What to produce> Each entry must be given again exactly; images do not belong in the copy.

Supplied information>
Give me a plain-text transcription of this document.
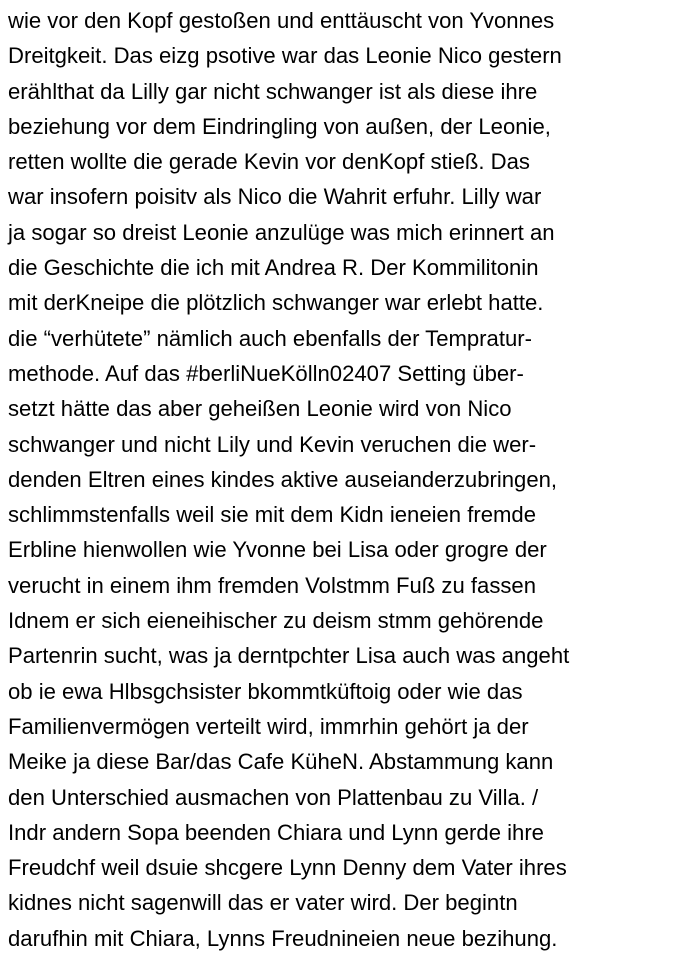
wie vor den Kopf gestoßen und enttäuscht von Yvonnes
Dreitgkeit. Das eizg psotive war das Leonie Nico gestern
erählthat da Lilly gar nicht schwanger ist als diese ihre
beziehung vor dem Eindringling von außen, der Leonie,
retten wollte die gerade Kevin vor denKopf stieß. Das
war insofern poisitv als Nico die Wahrit erfuhr. Lilly war
ja sogar so dreist Leonie anzulüge was mich erinnert an
die Geschichte die ich mit Andrea R. Der Kommilitonin
mit derKneipe die plötzlich schwanger war erlebt hatte.
die “verhütete” nämlich auch ebenfalls der Tempratur-
methode. Auf das #berliNueKölln02407 Setting über-
setzt hätte das aber geheißen Leonie wird von Nico
schwanger und nicht Lily und Kevin veruchen die wer-
denden Eltren eines kindes aktive auseianderzubringen,
schlimmstenfalls weil sie mit dem Kidn ieneien fremde
Erbline hienwollen wie Yvonne bei Lisa oder grogre der
verucht in einem ihm fremden Volstmm Fuß zu fassen
Idnem er sich eieneihischer zu deism stmm gehörende
Partenrin sucht, was ja derntpchter Lisa auch was angeht
ob ie ewa Hlbsgchsister bkommtküftoig oder wie das
Familienvermögen verteilt wird, immrhin gehört ja der
Meike ja diese Bar/das Cafe KüheN. Abstammung kann
den Unterschied ausmachen von Plattenbau zu Villa. /
Indr andern Sopa beenden Chiara und Lynn gerde ihre
Freudchf weil dsuie shcgere Lynn Denny dem Vater ihres
kidnes nicht sagenwill das er vater wird. Der begintn
darufhin mit Chiara, Lynns Freudnineien neue bezihung.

Result of this exercise>
Give me a plain-text transcription of this document.
wie vor den Kopf gestoßen und enttäuscht von Yvonnes
Dreitgkeit. Das eizg psotive war das Leonie Nico gestern
erählthat da Lilly gar nicht schwanger ist als diese ihre
beziehung vor dem Eindringling von außen, der Leonie,
retten wollte die gerade Kevin vor denKopf stieß. Das
war insofern poisitv als Nico die Wahrit erfuhr. Lilly war
ja sogar so dreist Leonie anzulüge was mich erinnert an
die Geschichte die ich mit Andrea R. Der Kommilitonin
mit derKneipe die plötzlich schwanger war erlebt hatte.
die “verhütete” nämlich auch ebenfalls der Tempratur-
methode. Auf das #berliNueKölln02407 Setting über-
setzt hätte das aber geheißen Leonie wird von Nico
schwanger und nicht Lily und Kevin veruchen die wer-
denden Eltren eines kindes aktive auseianderzubringen,
schlimmstenfalls weil sie mit dem Kidn ieneien fremde
Erbline hienwollen wie Yvonne bei Lisa oder grogre der
verucht in einem ihm fremden Volstmm Fuß zu fassen
Idnem er sich eieneihischer zu deism stmm gehörende
Partenrin sucht, was ja derntpchter Lisa auch was angeht
ob ie ewa Hlbsgchsister bkommtküftoig oder wie das
Familienvermögen verteilt wird, immrhin gehört ja der
Meike ja diese Bar/das Cafe KüheN. Abstammung kann
den Unterschied ausmachen von Plattenbau zu Villa. /
Indr andern Sopa beenden Chiara und Lynn gerde ihre
Freudchf weil dsuie shcgere Lynn Denny dem Vater ihres
kidnes nicht sagenwill das er vater wird. Der begintn
darufhin mit Chiara, Lynns Freudnineien neue bezihung.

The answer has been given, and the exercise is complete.